WRITTEN EXERCISE: Track down each line that has the word "structured" and copy it.
# START OF INPUT ROWS
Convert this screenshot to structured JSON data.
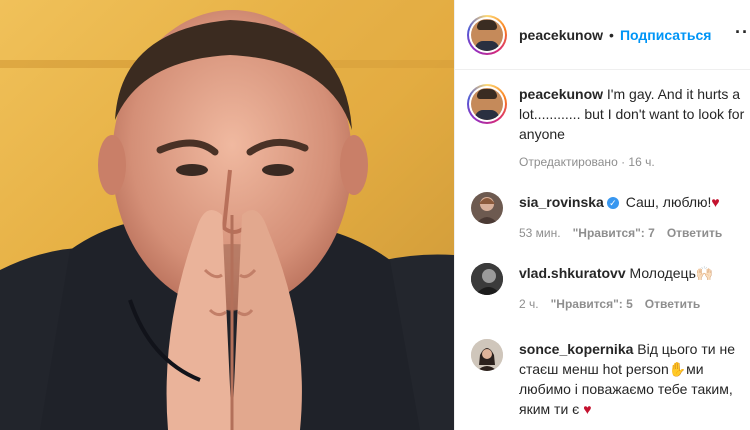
{
  "post": {
    "username": "peacekunow",
    "separator": "•",
    "follow_label": "Подписаться",
    "more_icon": "···"
  },
  "caption": {
    "username": "peacekunow",
    "text": "I'm gay. And it hurts a lot............ but I don't want to look for anyone",
    "meta": "Отредактировано · 16 ч."
  },
  "comments": [
    {
      "username": "sia_rovinska",
      "text": "Саш, люблю!",
      "heart": "♥",
      "time": "53 мин.",
      "likes": "\"Нравится\": 7",
      "reply": "Ответить"
    },
    {
      "username": "vlad.shkuratovv",
      "text": "Молодець🙌🏻",
      "time": "2 ч.",
      "likes": "\"Нравится\": 5",
      "reply": "Ответить"
    },
    {
      "username": "sonce_kopernika",
      "text": "Від цього ти не стаєш менш hot person✋ми любимо і поважаємо тебе таким, яким ти є",
      "heart": "♥"
    }
  ],
  "colors": {
    "accent": "#0095f6",
    "meta": "#8e8e8e",
    "heart": "#c4122f",
    "photo_background": "#d9a23c"
  }
}
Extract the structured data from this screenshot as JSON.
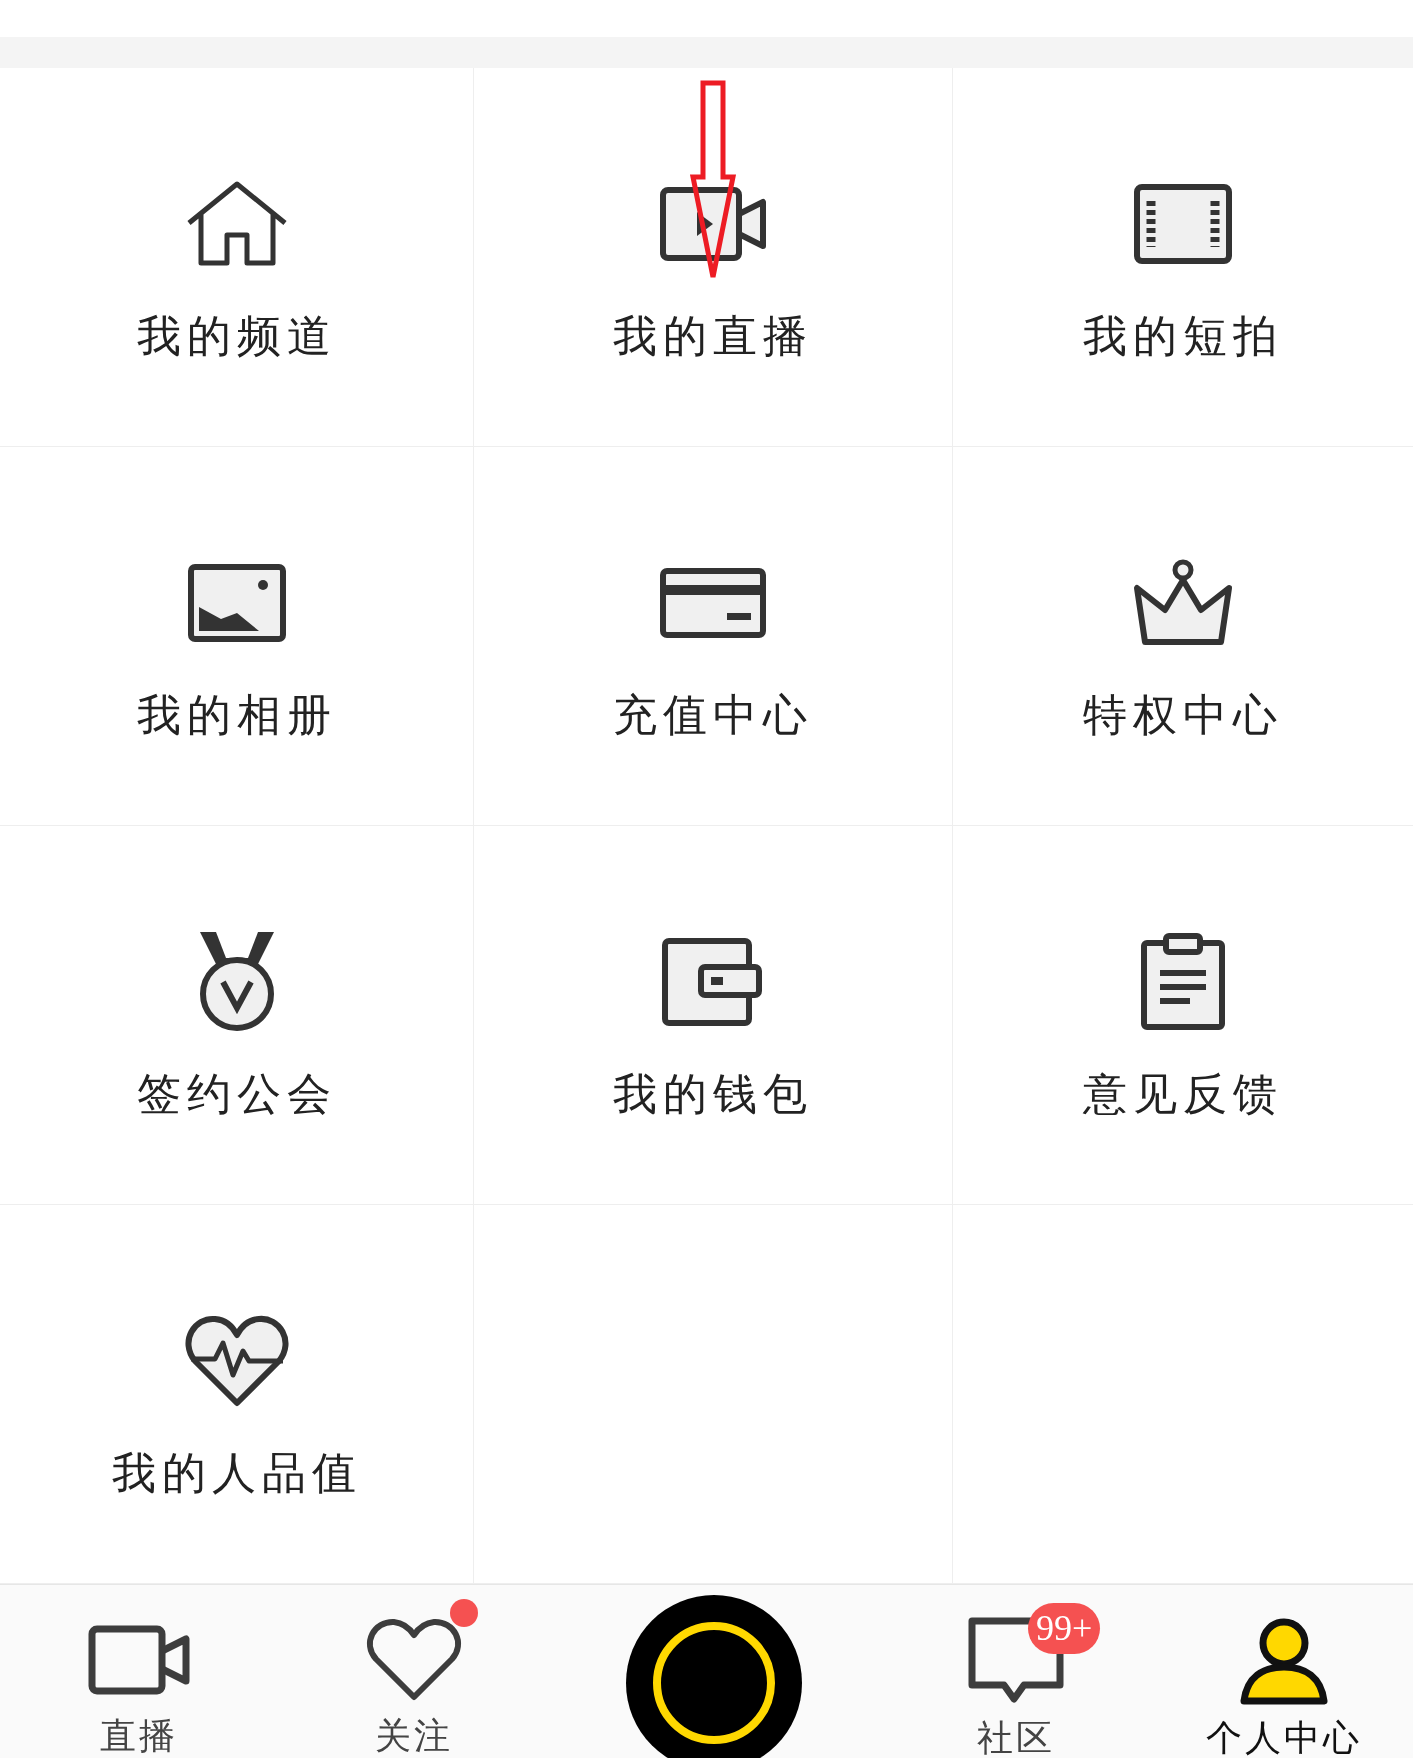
{
  "menu": [
    {
      "label": "我的频道",
      "marked": false
    },
    {
      "label": "我的直播",
      "marked": true
    },
    {
      "label": "我的短拍",
      "marked": false
    },
    {
      "label": "我的相册",
      "marked": false
    },
    {
      "label": "充值中心",
      "marked": false
    },
    {
      "label": "特权中心",
      "marked": false
    },
    {
      "label": "签约公会",
      "marked": false
    },
    {
      "label": "我的钱包",
      "marked": false
    },
    {
      "label": "意见反馈",
      "marked": false
    },
    {
      "label": "我的人品值",
      "marked": false
    }
  ],
  "tab_bar": [
    {
      "kind": "tab",
      "label": "直播",
      "selected": false
    },
    {
      "kind": "tab",
      "label": "关注",
      "selected": false,
      "dot": true
    },
    {
      "kind": "record"
    },
    {
      "kind": "tab",
      "label": "社区",
      "selected": false,
      "badge": "99+"
    },
    {
      "kind": "tab",
      "label": "个人中心",
      "selected": true
    }
  ]
}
# END OF INPUT ROWS
OUTPUT FOR THIS TASK:
Convert this screenshot to structured JSON data.
Extract the structured data from this screenshot as JSON.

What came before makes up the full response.